Supplied information:
◇ ◇ ◇ ◇ ◇

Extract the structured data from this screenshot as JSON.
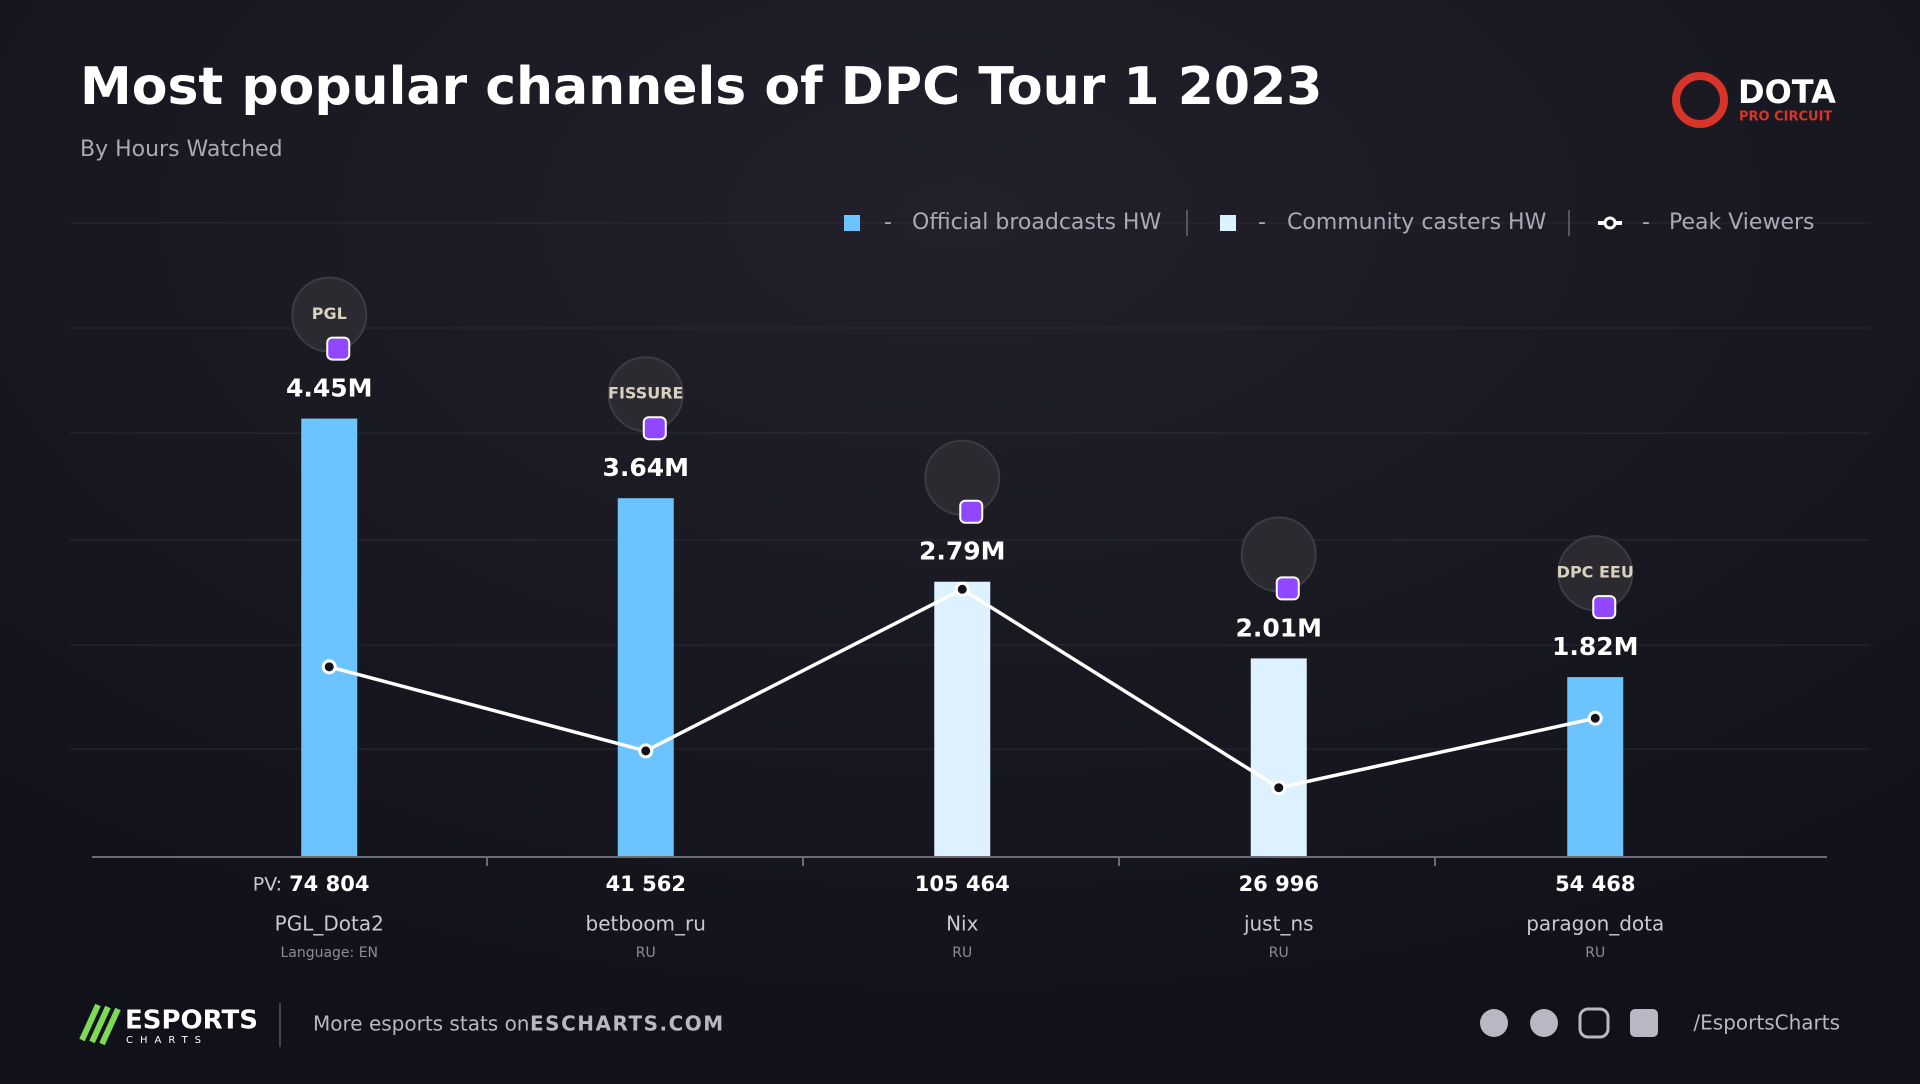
{
  "chart_data": {
    "type": "bar",
    "title": "Most popular channels of DPC Tour 1 2023",
    "subtitle": "By Hours Watched",
    "categories": [
      "PGL_Dota2",
      "betboom_ru",
      "Nix",
      "just_ns",
      "paragon_dota"
    ],
    "languages": [
      "Language: EN",
      "RU",
      "RU",
      "RU",
      "RU"
    ],
    "avatar_labels": [
      "PGL",
      "FISSURE",
      null,
      null,
      "DPC EEU"
    ],
    "pv_prefix": "PV:",
    "legend_dash": "-",
    "series": [
      {
        "name": "Official broadcasts HW",
        "color": "#6cc4ff",
        "values": [
          4.45,
          3.64,
          null,
          null,
          1.82
        ],
        "value_labels": [
          "4.45M",
          "3.64M",
          null,
          null,
          "1.82M"
        ]
      },
      {
        "name": "Community casters HW",
        "color": "#def1ff",
        "values": [
          null,
          null,
          2.79,
          2.01,
          null
        ],
        "value_labels": [
          null,
          null,
          "2.79M",
          "2.01M",
          null
        ]
      },
      {
        "name": "Peak Viewers",
        "type": "line",
        "color": "#ffffff",
        "values": [
          74804,
          41562,
          105464,
          26996,
          54468
        ],
        "value_labels": [
          "74 804",
          "41 562",
          "105 464",
          "26 996",
          "54 468"
        ]
      }
    ]
  },
  "brand": {
    "name": "DOTA",
    "sub": "PRO CIRCUIT"
  },
  "footer": {
    "logo": "ESPORTS",
    "logo_sub": "CHARTS",
    "text": "More esports stats on",
    "site": "ESCHARTS.COM",
    "handle": "/EsportsCharts"
  }
}
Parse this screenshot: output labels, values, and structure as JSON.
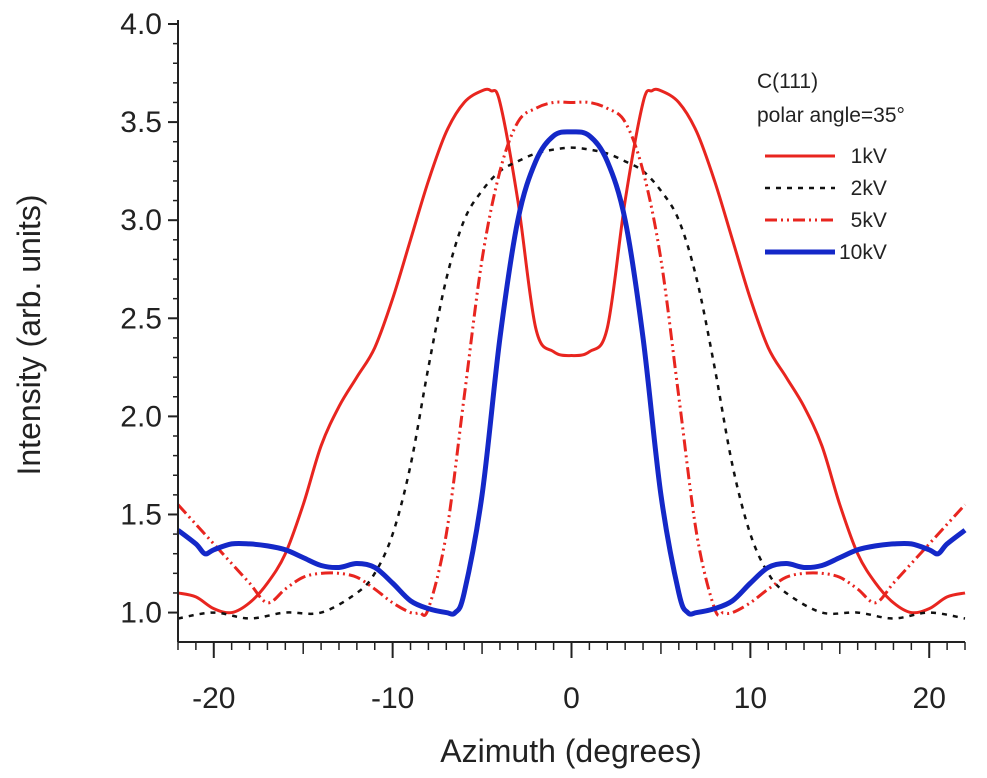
{
  "chart_data": {
    "type": "line",
    "title": "",
    "xlabel": "Azimuth (degrees)",
    "ylabel": "Intensity (arb. units)",
    "xlim": [
      -22,
      22
    ],
    "ylim": [
      0.85,
      4.0
    ],
    "xticks": [
      -20,
      -10,
      0,
      10,
      20
    ],
    "xtick_labels": [
      "-20",
      "-10",
      "0",
      "10",
      "20"
    ],
    "yticks": [
      1.0,
      1.5,
      2.0,
      2.5,
      3.0,
      3.5,
      4.0
    ],
    "ytick_labels": [
      "1.0",
      "1.5",
      "2.0",
      "2.5",
      "3.0",
      "3.5",
      "4.0"
    ],
    "legend_title_lines": [
      "C(111)",
      "polar angle=35°"
    ],
    "legend_position": "top-right",
    "grid": false,
    "series": [
      {
        "name": "1kV",
        "color": "#e8251f",
        "dash": "solid",
        "x": [
          -22,
          -21,
          -20,
          -19,
          -18,
          -17,
          -16,
          -15,
          -14,
          -13,
          -12,
          -11,
          -10,
          -9,
          -8,
          -7,
          -6,
          -5,
          -4.5,
          -4,
          -3,
          -2,
          -1,
          0,
          1,
          2,
          3,
          4,
          4.5,
          5,
          6,
          7,
          8,
          9,
          10,
          11,
          12,
          13,
          14,
          15,
          16,
          17,
          18,
          19,
          20,
          21,
          22
        ],
        "y": [
          1.1,
          1.08,
          1.02,
          1.0,
          1.05,
          1.15,
          1.3,
          1.55,
          1.85,
          2.05,
          2.2,
          2.35,
          2.6,
          2.9,
          3.2,
          3.45,
          3.6,
          3.66,
          3.66,
          3.6,
          3.1,
          2.45,
          2.33,
          2.31,
          2.33,
          2.45,
          3.1,
          3.6,
          3.66,
          3.66,
          3.6,
          3.45,
          3.2,
          2.9,
          2.6,
          2.35,
          2.2,
          2.05,
          1.85,
          1.55,
          1.3,
          1.15,
          1.05,
          1.0,
          1.02,
          1.08,
          1.1
        ]
      },
      {
        "name": "2kV",
        "color": "#111111",
        "dash": "dashed",
        "x": [
          -22,
          -20,
          -18,
          -16,
          -14,
          -12,
          -11,
          -10,
          -9,
          -8,
          -7,
          -6,
          -5,
          -4,
          -3,
          -2,
          -1,
          0,
          1,
          2,
          3,
          4,
          5,
          6,
          7,
          8,
          9,
          10,
          11,
          12,
          14,
          16,
          18,
          20,
          22
        ],
        "y": [
          0.97,
          1.0,
          0.97,
          1.0,
          1.0,
          1.1,
          1.2,
          1.4,
          1.75,
          2.25,
          2.7,
          3.0,
          3.15,
          3.25,
          3.3,
          3.34,
          3.36,
          3.37,
          3.36,
          3.34,
          3.3,
          3.25,
          3.15,
          3.0,
          2.7,
          2.25,
          1.75,
          1.4,
          1.2,
          1.1,
          1.0,
          1.0,
          0.97,
          1.0,
          0.97
        ]
      },
      {
        "name": "5kV",
        "color": "#e8251f",
        "dash": "dash-dot-dot",
        "x": [
          -22,
          -21,
          -20,
          -19,
          -18,
          -17,
          -16,
          -15,
          -14,
          -13,
          -12,
          -11,
          -10,
          -9,
          -8.5,
          -8,
          -7,
          -6,
          -5,
          -4,
          -3,
          -2,
          -1,
          0,
          1,
          2,
          3,
          4,
          5,
          6,
          7,
          8,
          8.5,
          9,
          10,
          11,
          12,
          13,
          14,
          15,
          16,
          17,
          18,
          19,
          20,
          21,
          22
        ],
        "y": [
          1.55,
          1.45,
          1.35,
          1.25,
          1.15,
          1.05,
          1.12,
          1.18,
          1.2,
          1.2,
          1.18,
          1.12,
          1.05,
          1.0,
          1.0,
          1.02,
          1.4,
          2.1,
          2.8,
          3.25,
          3.5,
          3.57,
          3.6,
          3.6,
          3.6,
          3.57,
          3.5,
          3.25,
          2.8,
          2.1,
          1.4,
          1.02,
          1.0,
          1.0,
          1.05,
          1.12,
          1.18,
          1.2,
          1.2,
          1.18,
          1.12,
          1.05,
          1.15,
          1.25,
          1.35,
          1.45,
          1.55
        ]
      },
      {
        "name": "10kV",
        "color": "#1428c8",
        "dash": "solid",
        "x": [
          -22,
          -21,
          -20.5,
          -20,
          -19,
          -18,
          -17,
          -16,
          -15,
          -14,
          -13,
          -12,
          -11,
          -10,
          -9,
          -8,
          -7,
          -6.5,
          -6,
          -5,
          -4,
          -3,
          -2,
          -1,
          0,
          1,
          2,
          3,
          4,
          5,
          6,
          6.5,
          7,
          8,
          9,
          10,
          11,
          12,
          13,
          14,
          15,
          16,
          17,
          18,
          19,
          20,
          20.5,
          21,
          22
        ],
        "y": [
          1.42,
          1.35,
          1.3,
          1.32,
          1.35,
          1.35,
          1.34,
          1.32,
          1.28,
          1.24,
          1.23,
          1.25,
          1.23,
          1.15,
          1.06,
          1.02,
          1.0,
          1.0,
          1.1,
          1.6,
          2.4,
          3.0,
          3.3,
          3.43,
          3.45,
          3.43,
          3.3,
          3.0,
          2.4,
          1.6,
          1.1,
          1.0,
          1.0,
          1.02,
          1.06,
          1.15,
          1.23,
          1.25,
          1.23,
          1.24,
          1.28,
          1.32,
          1.34,
          1.35,
          1.35,
          1.32,
          1.3,
          1.35,
          1.42
        ]
      }
    ]
  }
}
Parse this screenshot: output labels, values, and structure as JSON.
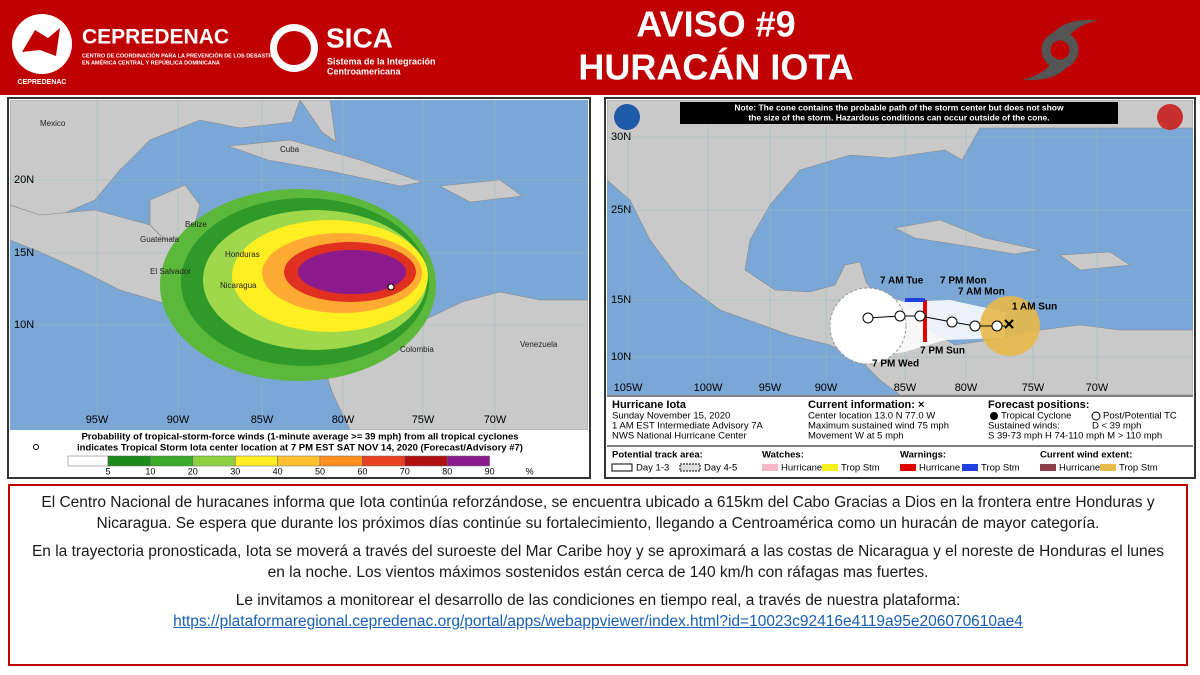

◇ ◇ ◇ ◇ ◇

Written task: Your task is to transcribe all of the records precisely, with no images included.

Solution to this exercise:
Extract the structured data from this screenshot as JSON.
{
  "chart_data": {
    "type": "bar",
    "title": "Most popular channels of DPC Tour 1 2023",
    "subtitle": "By Hours Watched",
    "categories": [
      "PGL_Dota2",
      "betboom_ru",
      "Nix",
      "just_ns",
      "paragon_dota"
    ],
    "languages": [
      "Language: EN",
      "RU",
      "RU",
      "RU",
      "RU"
    ],
    "avatar_labels": [
      "PGL",
      "FISSURE",
      null,
      null,
      "DPC EEU"
    ],
    "pv_prefix": "PV:",
    "legend_dash": "-",
    "series": [
      {
        "name": "Official broadcasts HW",
        "color": "#6cc4ff",
        "values": [
          4.45,
          3.64,
          null,
          null,
          1.82
        ],
        "value_labels": [
          "4.45M",
          "3.64M",
          null,
          null,
          "1.82M"
        ]
      },
      {
        "name": "Community casters HW",
        "color": "#def1ff",
        "values": [
          null,
          null,
          2.79,
          2.01,
          null
        ],
        "value_labels": [
          null,
          null,
          "2.79M",
          "2.01M",
          null
        ]
      },
      {
        "name": "Peak Viewers",
        "type": "line",
        "color": "#ffffff",
        "values": [
          74804,
          41562,
          105464,
          26996,
          54468
        ],
        "value_labels": [
          "74 804",
          "41 562",
          "105 464",
          "26 996",
          "54 468"
        ]
      }
    ]
  },
  "brand": {
    "name": "DOTA",
    "sub": "PRO CIRCUIT"
  },
  "footer": {
    "logo": "ESPORTS",
    "logo_sub": "CHARTS",
    "text": "More esports stats on",
    "site": "ESCHARTS.COM",
    "handle": "/EsportsCharts"
  }
}
Parse this screenshot: output labels, values, and structure as JSON.
{
  "chart_data": {
    "type": "line",
    "title": "",
    "xlabel": "Azimuth (degrees)",
    "ylabel": "Intensity (arb. units)",
    "xlim": [
      -22,
      22
    ],
    "ylim": [
      0.85,
      4.0
    ],
    "xticks": [
      -20,
      -10,
      0,
      10,
      20
    ],
    "xtick_labels": [
      "-20",
      "-10",
      "0",
      "10",
      "20"
    ],
    "yticks": [
      1.0,
      1.5,
      2.0,
      2.5,
      3.0,
      3.5,
      4.0
    ],
    "ytick_labels": [
      "1.0",
      "1.5",
      "2.0",
      "2.5",
      "3.0",
      "3.5",
      "4.0"
    ],
    "legend_title_lines": [
      "C(111)",
      "polar angle=35°"
    ],
    "legend_position": "top-right",
    "grid": false,
    "series": [
      {
        "name": "1kV",
        "color": "#e8251f",
        "dash": "solid",
        "x": [
          -22,
          -21,
          -20,
          -19,
          -18,
          -17,
          -16,
          -15,
          -14,
          -13,
          -12,
          -11,
          -10,
          -9,
          -8,
          -7,
          -6,
          -5,
          -4.5,
          -4,
          -3,
          -2,
          -1,
          0,
          1,
          2,
          3,
          4,
          4.5,
          5,
          6,
          7,
          8,
          9,
          10,
          11,
          12,
          13,
          14,
          15,
          16,
          17,
          18,
          19,
          20,
          21,
          22
        ],
        "y": [
          1.1,
          1.08,
          1.02,
          1.0,
          1.05,
          1.15,
          1.3,
          1.55,
          1.85,
          2.05,
          2.2,
          2.35,
          2.6,
          2.9,
          3.2,
          3.45,
          3.6,
          3.66,
          3.66,
          3.6,
          3.1,
          2.45,
          2.33,
          2.31,
          2.33,
          2.45,
          3.1,
          3.6,
          3.66,
          3.66,
          3.6,
          3.45,
          3.2,
          2.9,
          2.6,
          2.35,
          2.2,
          2.05,
          1.85,
          1.55,
          1.3,
          1.15,
          1.05,
          1.0,
          1.02,
          1.08,
          1.1
        ]
      },
      {
        "name": "2kV",
        "color": "#111111",
        "dash": "dashed",
        "x": [
          -22,
          -20,
          -18,
          -16,
          -14,
          -12,
          -11,
          -10,
          -9,
          -8,
          -7,
          -6,
          -5,
          -4,
          -3,
          -2,
          -1,
          0,
          1,
          2,
          3,
          4,
          5,
          6,
          7,
          8,
          9,
          10,
          11,
          12,
          14,
          16,
          18,
          20,
          22
        ],
        "y": [
          0.97,
          1.0,
          0.97,
          1.0,
          1.0,
          1.1,
          1.2,
          1.4,
          1.75,
          2.25,
          2.7,
          3.0,
          3.15,
          3.25,
          3.3,
          3.34,
          3.36,
          3.37,
          3.36,
          3.34,
          3.3,
          3.25,
          3.15,
          3.0,
          2.7,
          2.25,
          1.75,
          1.4,
          1.2,
          1.1,
          1.0,
          1.0,
          0.97,
          1.0,
          0.97
        ]
      },
      {
        "name": "5kV",
        "color": "#e8251f",
        "dash": "dash-dot-dot",
        "x": [
          -22,
          -21,
          -20,
          -19,
          -18,
          -17,
          -16,
          -15,
          -14,
          -13,
          -12,
          -11,
          -10,
          -9,
          -8.5,
          -8,
          -7,
          -6,
          -5,
          -4,
          -3,
          -2,
          -1,
          0,
          1,
          2,
          3,
          4,
          5,
          6,
          7,
          8,
          8.5,
          9,
          10,
          11,
          12,
          13,
          14,
          15,
          16,
          17,
          18,
          19,
          20,
          21,
          22
        ],
        "y": [
          1.55,
          1.45,
          1.35,
          1.25,
          1.15,
          1.05,
          1.12,
          1.18,
          1.2,
          1.2,
          1.18,
          1.12,
          1.05,
          1.0,
          1.0,
          1.02,
          1.4,
          2.1,
          2.8,
          3.25,
          3.5,
          3.57,
          3.6,
          3.6,
          3.6,
          3.57,
          3.5,
          3.25,
          2.8,
          2.1,
          1.4,
          1.02,
          1.0,
          1.0,
          1.05,
          1.12,
          1.18,
          1.2,
          1.2,
          1.18,
          1.12,
          1.05,
          1.15,
          1.25,
          1.35,
          1.45,
          1.55
        ]
      },
      {
        "name": "10kV",
        "color": "#1428c8",
        "dash": "solid",
        "x": [
          -22,
          -21,
          -20.5,
          -20,
          -19,
          -18,
          -17,
          -16,
          -15,
          -14,
          -13,
          -12,
          -11,
          -10,
          -9,
          -8,
          -7,
          -6.5,
          -6,
          -5,
          -4,
          -3,
          -2,
          -1,
          0,
          1,
          2,
          3,
          4,
          5,
          6,
          6.5,
          7,
          8,
          9,
          10,
          11,
          12,
          13,
          14,
          15,
          16,
          17,
          18,
          19,
          20,
          20.5,
          21,
          22
        ],
        "y": [
          1.42,
          1.35,
          1.3,
          1.32,
          1.35,
          1.35,
          1.34,
          1.32,
          1.28,
          1.24,
          1.23,
          1.25,
          1.23,
          1.15,
          1.06,
          1.02,
          1.0,
          1.0,
          1.1,
          1.6,
          2.4,
          3.0,
          3.3,
          3.43,
          3.45,
          3.43,
          3.3,
          3.0,
          2.4,
          1.6,
          1.1,
          1.0,
          1.0,
          1.02,
          1.06,
          1.15,
          1.23,
          1.25,
          1.23,
          1.24,
          1.28,
          1.32,
          1.34,
          1.35,
          1.35,
          1.32,
          1.3,
          1.35,
          1.42
        ]
      }
    ]
  }
}
Parse this screenshot: output labels, values, and structure as JSON.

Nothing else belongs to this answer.